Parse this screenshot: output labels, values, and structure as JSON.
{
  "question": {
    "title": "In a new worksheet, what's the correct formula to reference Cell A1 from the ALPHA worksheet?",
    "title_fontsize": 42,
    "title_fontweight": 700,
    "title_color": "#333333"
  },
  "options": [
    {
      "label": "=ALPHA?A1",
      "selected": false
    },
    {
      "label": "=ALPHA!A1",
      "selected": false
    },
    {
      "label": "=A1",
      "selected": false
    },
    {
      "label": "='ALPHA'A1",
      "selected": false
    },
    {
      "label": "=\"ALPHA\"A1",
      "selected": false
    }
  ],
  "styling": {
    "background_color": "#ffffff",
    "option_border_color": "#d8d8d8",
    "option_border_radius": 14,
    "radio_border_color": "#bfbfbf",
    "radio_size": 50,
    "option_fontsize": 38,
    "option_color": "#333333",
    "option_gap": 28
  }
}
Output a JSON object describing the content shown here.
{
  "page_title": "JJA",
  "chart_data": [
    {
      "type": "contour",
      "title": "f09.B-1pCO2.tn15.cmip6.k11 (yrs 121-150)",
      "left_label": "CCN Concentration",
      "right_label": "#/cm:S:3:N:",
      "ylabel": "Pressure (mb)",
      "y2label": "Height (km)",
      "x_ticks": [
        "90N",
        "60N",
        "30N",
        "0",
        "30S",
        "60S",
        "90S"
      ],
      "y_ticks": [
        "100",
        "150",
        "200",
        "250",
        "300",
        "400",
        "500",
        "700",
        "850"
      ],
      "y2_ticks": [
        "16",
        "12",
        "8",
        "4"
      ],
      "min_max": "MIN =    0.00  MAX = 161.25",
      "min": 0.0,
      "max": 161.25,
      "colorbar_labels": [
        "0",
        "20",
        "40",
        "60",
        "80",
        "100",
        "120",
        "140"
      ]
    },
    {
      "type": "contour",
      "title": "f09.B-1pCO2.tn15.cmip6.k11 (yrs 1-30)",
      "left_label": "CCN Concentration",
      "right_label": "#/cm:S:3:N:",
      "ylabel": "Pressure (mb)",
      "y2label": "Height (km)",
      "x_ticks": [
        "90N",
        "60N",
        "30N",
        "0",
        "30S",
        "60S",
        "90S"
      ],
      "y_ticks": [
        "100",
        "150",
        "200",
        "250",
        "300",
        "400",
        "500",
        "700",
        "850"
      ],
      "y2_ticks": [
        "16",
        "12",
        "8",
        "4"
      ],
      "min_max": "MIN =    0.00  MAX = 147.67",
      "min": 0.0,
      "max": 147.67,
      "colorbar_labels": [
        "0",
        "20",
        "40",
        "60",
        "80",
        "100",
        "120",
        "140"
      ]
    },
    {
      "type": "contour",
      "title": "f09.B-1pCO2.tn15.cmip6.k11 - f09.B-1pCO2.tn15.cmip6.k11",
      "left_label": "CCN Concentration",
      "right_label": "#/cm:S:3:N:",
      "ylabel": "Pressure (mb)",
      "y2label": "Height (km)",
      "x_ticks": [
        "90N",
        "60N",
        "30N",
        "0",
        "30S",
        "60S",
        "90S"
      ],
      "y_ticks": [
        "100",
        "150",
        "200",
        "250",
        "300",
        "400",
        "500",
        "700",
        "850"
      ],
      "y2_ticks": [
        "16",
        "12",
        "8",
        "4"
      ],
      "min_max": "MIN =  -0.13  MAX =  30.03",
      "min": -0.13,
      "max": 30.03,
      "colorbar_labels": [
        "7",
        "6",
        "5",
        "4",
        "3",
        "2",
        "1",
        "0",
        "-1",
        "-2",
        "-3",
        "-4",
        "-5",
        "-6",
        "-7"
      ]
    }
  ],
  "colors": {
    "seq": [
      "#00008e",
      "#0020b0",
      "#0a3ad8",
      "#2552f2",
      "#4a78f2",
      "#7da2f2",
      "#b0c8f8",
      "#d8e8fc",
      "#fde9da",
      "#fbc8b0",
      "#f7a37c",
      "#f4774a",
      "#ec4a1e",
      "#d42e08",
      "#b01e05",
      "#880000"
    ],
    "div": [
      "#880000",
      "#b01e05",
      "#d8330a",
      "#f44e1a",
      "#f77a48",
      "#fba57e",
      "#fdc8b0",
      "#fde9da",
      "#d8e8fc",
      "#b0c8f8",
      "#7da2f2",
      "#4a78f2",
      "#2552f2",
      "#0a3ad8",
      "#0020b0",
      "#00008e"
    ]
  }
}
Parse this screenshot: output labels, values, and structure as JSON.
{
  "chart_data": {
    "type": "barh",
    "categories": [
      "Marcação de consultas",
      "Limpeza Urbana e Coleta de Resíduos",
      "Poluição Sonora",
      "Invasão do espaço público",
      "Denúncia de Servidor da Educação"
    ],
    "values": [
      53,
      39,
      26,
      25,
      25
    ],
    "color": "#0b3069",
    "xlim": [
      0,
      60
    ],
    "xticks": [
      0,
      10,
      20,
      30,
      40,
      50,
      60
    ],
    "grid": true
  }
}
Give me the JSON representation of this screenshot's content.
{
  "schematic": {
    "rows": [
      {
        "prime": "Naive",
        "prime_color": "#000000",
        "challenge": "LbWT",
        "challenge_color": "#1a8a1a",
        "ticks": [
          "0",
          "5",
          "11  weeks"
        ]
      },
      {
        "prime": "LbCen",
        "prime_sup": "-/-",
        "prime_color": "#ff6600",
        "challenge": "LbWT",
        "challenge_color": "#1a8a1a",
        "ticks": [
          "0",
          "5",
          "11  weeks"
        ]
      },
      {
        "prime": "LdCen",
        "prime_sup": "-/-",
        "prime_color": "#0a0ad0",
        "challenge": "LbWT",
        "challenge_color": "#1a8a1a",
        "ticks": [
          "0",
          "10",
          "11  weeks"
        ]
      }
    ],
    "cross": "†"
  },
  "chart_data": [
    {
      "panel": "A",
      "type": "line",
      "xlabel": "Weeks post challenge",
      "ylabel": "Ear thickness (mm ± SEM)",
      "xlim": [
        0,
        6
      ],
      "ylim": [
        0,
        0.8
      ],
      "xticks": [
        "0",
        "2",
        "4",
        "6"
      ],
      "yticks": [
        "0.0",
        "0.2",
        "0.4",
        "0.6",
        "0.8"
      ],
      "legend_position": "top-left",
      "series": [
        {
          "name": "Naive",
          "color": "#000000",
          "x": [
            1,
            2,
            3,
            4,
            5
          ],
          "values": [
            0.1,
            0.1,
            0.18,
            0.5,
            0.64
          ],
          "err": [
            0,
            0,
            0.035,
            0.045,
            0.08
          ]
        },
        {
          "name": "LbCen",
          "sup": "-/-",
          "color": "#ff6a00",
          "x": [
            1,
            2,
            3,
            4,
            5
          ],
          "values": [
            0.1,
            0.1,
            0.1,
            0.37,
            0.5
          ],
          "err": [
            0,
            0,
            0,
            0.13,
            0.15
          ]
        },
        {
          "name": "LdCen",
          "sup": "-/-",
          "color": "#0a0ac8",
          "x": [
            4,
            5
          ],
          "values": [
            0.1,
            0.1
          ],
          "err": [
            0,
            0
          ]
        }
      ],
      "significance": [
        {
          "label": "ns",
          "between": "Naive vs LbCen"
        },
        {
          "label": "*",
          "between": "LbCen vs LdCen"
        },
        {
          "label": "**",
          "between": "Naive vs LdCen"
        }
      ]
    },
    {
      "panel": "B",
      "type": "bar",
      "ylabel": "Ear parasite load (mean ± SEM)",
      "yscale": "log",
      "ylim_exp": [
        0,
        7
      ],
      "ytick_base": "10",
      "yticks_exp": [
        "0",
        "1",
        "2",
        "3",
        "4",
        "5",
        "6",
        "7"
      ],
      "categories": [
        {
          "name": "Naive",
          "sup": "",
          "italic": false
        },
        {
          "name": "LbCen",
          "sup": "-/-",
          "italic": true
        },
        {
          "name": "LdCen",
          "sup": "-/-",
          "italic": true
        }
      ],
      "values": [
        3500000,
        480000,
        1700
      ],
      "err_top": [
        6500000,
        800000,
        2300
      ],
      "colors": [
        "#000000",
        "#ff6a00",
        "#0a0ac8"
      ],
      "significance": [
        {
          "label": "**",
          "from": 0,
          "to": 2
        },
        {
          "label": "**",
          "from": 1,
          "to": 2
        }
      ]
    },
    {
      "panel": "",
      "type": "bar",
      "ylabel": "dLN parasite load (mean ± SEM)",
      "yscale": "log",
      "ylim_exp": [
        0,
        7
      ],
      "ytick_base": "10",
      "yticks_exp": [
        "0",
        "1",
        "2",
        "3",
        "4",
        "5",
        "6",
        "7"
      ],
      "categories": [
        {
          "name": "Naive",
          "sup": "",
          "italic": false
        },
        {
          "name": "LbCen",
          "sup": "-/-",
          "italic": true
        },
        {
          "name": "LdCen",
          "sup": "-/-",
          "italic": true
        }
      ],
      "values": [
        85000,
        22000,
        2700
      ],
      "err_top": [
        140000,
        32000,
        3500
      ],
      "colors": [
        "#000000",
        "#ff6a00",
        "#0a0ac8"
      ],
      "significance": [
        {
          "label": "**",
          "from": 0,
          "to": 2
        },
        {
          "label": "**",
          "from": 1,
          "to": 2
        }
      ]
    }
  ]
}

■ **WHAT NEEDS TO BE DONE**
Where a line contains the string "between", extract that line.

■ **TASK RESPONSE**
          "between": "Naive vs LbCen"
          "between": "LbCen vs LdCen"
          "between": "Naive vs LdCen"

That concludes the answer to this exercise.